Material>
■ ■ ■ ■

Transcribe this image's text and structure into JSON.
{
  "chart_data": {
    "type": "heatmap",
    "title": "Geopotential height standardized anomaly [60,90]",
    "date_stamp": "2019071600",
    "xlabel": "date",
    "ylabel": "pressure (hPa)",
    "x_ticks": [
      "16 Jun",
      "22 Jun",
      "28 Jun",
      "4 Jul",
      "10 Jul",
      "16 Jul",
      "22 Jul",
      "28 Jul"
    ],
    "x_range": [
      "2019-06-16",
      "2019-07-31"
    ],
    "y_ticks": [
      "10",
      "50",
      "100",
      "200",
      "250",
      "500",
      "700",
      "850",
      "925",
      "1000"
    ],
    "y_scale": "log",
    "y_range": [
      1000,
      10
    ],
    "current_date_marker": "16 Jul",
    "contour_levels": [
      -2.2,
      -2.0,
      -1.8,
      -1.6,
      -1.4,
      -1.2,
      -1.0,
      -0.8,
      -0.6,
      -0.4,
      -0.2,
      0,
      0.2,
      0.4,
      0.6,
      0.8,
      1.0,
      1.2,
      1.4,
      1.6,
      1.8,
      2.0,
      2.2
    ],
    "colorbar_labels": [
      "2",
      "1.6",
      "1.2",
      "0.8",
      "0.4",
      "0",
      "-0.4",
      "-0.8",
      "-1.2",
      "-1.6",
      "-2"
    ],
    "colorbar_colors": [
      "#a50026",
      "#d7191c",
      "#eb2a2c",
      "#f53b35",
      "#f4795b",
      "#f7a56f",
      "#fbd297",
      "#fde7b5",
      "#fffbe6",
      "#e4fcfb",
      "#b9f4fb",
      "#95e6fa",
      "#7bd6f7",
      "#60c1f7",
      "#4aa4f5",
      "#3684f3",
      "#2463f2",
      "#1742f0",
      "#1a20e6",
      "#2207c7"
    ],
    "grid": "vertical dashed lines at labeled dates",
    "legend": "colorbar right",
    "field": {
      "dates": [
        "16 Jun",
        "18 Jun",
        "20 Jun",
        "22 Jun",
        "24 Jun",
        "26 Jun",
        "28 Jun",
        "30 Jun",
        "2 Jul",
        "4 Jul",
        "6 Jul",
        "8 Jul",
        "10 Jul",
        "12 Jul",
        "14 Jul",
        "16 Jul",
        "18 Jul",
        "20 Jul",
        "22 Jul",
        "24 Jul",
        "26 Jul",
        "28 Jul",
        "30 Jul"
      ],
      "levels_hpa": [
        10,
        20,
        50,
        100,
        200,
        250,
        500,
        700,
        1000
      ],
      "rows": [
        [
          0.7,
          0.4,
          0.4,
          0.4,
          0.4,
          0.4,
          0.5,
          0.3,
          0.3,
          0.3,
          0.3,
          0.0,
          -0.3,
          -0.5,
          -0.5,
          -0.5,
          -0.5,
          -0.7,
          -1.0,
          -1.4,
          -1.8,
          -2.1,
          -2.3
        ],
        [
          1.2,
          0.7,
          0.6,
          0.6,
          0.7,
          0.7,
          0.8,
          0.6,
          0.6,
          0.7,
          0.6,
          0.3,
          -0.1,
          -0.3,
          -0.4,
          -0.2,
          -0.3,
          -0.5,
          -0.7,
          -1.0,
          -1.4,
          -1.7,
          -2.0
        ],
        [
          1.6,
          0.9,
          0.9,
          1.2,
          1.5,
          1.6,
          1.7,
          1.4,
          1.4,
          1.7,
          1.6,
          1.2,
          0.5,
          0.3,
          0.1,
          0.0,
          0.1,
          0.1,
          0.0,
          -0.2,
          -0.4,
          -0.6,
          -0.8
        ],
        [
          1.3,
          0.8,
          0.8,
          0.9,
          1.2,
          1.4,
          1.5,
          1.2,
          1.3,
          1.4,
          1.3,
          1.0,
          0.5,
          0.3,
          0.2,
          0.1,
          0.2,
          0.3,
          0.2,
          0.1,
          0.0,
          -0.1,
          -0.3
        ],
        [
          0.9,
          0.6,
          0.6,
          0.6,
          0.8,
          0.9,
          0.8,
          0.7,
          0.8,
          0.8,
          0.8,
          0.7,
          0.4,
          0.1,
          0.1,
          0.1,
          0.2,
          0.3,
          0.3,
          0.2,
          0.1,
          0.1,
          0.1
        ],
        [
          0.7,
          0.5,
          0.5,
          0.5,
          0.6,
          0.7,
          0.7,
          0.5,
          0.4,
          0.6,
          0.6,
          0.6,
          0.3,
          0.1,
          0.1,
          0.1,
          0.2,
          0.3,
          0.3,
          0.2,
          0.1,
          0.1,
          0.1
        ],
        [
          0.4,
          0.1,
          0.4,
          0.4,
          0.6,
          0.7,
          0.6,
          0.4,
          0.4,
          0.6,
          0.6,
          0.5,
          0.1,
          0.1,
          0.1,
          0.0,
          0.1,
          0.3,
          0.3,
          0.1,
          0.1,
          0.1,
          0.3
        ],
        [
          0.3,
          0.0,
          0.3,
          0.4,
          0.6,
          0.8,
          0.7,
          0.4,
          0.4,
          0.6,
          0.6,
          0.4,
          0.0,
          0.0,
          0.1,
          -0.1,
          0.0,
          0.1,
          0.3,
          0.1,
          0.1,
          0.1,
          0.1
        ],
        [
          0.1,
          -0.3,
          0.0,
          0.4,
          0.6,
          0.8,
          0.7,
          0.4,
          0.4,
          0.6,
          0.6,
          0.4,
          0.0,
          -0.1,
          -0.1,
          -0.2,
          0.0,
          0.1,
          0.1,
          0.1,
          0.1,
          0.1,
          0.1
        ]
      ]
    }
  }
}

■ ■ ■ ■

Given request> Of the lines in the listing above, how many hold the string "dates"? Reply with the number only.

Answer to this exercise> 2